§ EXERCISE PROMPT
Output solely the number of lines containing the string "команды".

§ DATA FOR THE TASK
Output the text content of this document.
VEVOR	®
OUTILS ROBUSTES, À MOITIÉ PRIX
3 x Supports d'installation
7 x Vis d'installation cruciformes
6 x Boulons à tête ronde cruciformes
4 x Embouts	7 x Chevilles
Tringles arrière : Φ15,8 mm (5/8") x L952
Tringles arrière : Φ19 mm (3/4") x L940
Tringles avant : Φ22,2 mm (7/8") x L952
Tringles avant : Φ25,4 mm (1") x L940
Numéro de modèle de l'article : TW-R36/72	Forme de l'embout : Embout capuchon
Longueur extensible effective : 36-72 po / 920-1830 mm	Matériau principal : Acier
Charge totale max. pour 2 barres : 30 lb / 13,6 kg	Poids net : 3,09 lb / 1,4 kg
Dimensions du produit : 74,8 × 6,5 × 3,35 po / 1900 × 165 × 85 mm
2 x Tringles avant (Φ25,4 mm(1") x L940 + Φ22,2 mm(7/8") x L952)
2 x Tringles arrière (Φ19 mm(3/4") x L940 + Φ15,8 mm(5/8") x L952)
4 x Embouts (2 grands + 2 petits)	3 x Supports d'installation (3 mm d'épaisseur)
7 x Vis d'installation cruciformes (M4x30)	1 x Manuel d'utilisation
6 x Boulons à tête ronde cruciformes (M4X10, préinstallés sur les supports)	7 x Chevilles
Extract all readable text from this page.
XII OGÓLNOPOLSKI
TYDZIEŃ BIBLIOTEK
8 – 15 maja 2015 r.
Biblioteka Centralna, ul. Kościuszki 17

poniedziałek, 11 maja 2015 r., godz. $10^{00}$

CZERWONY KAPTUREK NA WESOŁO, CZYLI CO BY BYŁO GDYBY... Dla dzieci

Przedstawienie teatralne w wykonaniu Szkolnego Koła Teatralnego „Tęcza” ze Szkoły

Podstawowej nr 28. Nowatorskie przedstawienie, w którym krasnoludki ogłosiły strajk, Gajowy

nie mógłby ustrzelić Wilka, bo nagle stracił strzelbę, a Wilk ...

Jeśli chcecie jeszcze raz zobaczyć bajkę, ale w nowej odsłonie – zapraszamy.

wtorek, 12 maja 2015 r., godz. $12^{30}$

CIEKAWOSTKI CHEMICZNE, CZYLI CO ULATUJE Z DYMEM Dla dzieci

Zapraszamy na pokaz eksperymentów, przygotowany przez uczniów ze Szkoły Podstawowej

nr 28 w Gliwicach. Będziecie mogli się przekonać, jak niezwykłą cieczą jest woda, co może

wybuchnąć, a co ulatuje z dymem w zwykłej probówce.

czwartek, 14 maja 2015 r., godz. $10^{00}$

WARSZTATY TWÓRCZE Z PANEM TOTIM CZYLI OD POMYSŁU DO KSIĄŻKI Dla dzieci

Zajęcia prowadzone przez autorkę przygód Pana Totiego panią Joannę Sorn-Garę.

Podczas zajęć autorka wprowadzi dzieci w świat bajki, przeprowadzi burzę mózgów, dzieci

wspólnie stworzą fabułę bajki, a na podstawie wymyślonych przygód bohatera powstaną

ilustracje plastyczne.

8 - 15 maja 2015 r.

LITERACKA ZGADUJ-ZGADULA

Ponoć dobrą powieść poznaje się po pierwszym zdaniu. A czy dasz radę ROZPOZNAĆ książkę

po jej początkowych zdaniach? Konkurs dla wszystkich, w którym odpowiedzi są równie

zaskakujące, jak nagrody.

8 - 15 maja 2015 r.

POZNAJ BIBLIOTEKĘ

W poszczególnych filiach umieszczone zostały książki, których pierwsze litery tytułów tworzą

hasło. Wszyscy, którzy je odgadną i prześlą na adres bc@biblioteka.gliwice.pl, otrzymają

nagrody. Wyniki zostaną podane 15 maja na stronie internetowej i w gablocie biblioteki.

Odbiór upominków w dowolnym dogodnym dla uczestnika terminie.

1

...

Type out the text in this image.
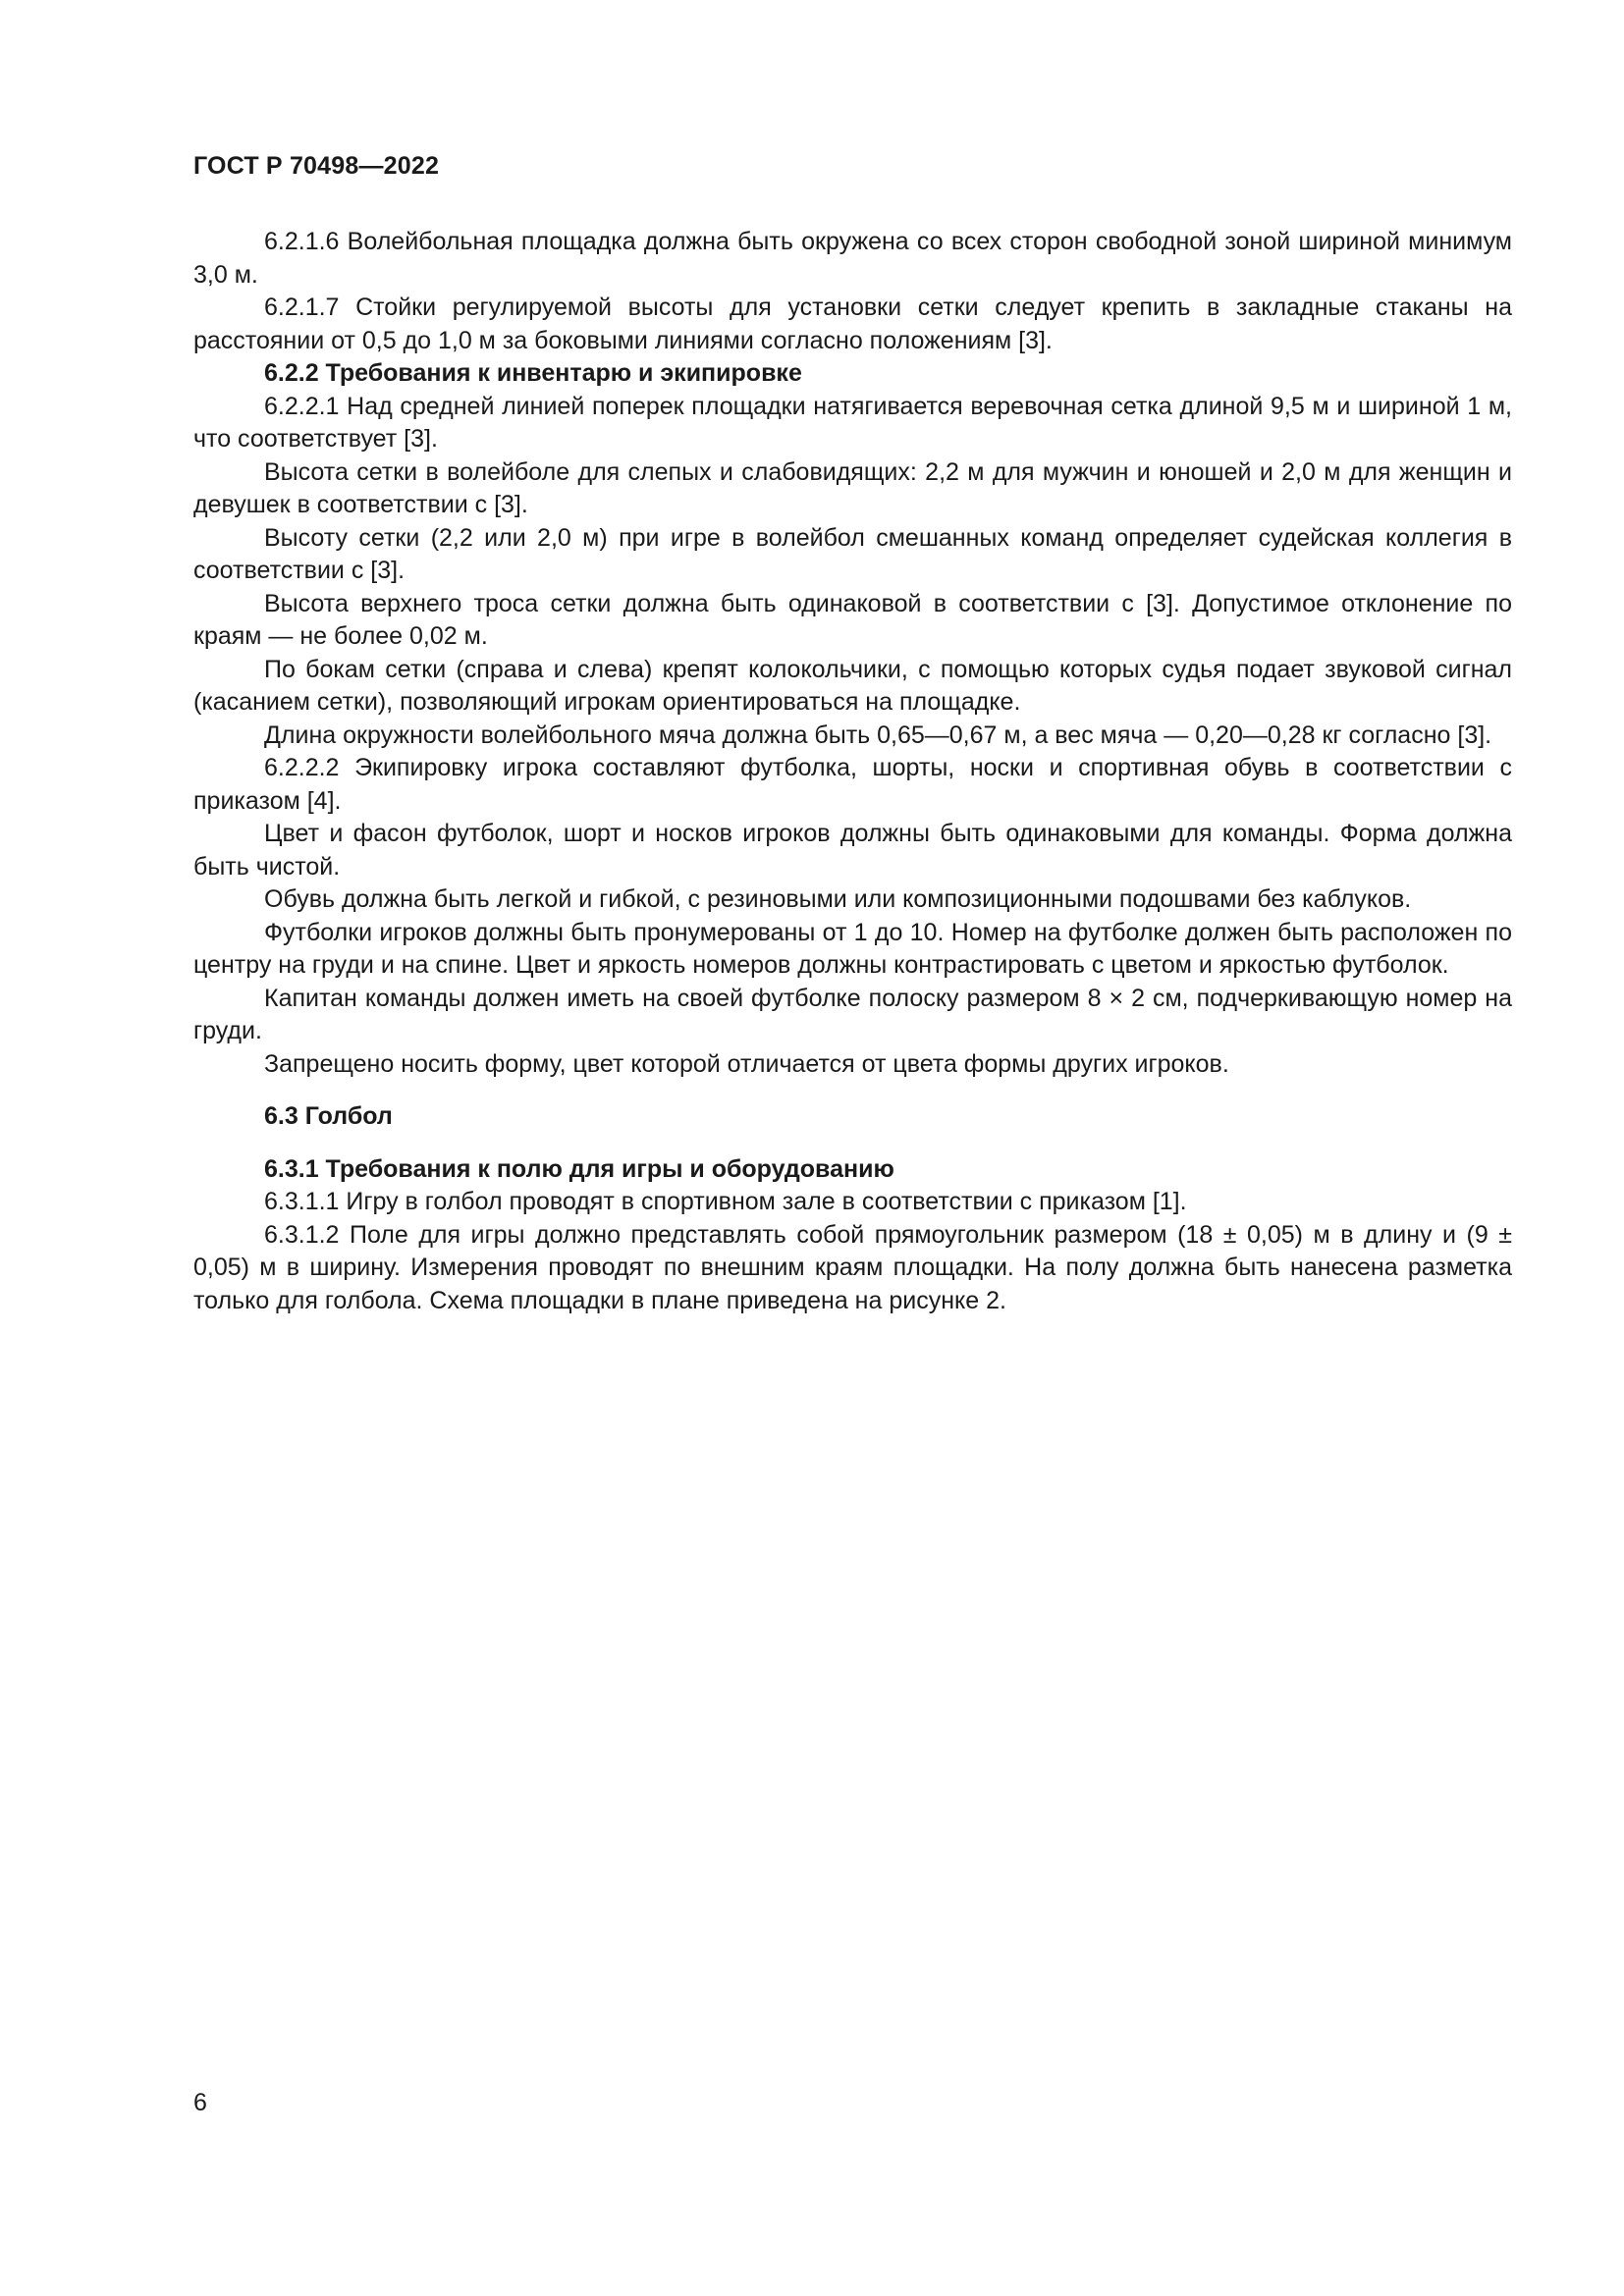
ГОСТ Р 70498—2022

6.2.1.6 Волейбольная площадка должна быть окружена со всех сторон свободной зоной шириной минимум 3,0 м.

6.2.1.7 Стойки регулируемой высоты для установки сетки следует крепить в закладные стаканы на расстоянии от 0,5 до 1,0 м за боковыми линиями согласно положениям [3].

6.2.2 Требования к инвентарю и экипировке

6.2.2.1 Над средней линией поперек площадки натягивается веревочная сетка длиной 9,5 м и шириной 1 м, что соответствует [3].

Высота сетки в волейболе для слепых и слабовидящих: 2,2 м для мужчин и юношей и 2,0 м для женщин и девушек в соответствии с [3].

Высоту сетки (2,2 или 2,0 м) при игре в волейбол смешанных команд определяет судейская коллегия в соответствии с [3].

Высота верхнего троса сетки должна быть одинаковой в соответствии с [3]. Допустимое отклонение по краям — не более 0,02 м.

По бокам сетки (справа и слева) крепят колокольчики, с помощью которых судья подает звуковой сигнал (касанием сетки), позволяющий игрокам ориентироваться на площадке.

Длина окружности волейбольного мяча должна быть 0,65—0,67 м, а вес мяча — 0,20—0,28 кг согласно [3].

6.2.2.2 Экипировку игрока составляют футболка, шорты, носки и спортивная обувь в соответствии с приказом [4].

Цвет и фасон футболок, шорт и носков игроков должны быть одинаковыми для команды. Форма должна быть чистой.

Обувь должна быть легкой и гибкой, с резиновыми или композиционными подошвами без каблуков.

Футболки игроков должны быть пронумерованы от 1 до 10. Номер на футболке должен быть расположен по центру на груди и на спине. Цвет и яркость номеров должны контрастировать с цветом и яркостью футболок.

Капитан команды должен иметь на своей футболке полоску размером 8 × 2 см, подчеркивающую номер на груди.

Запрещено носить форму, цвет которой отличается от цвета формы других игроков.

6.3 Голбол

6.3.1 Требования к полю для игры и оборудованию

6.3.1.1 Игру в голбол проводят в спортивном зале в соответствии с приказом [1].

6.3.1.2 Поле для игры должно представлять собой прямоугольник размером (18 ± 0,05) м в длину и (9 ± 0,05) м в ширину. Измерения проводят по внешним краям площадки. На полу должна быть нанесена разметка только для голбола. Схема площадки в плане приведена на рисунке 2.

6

§ FINAL RESULT
2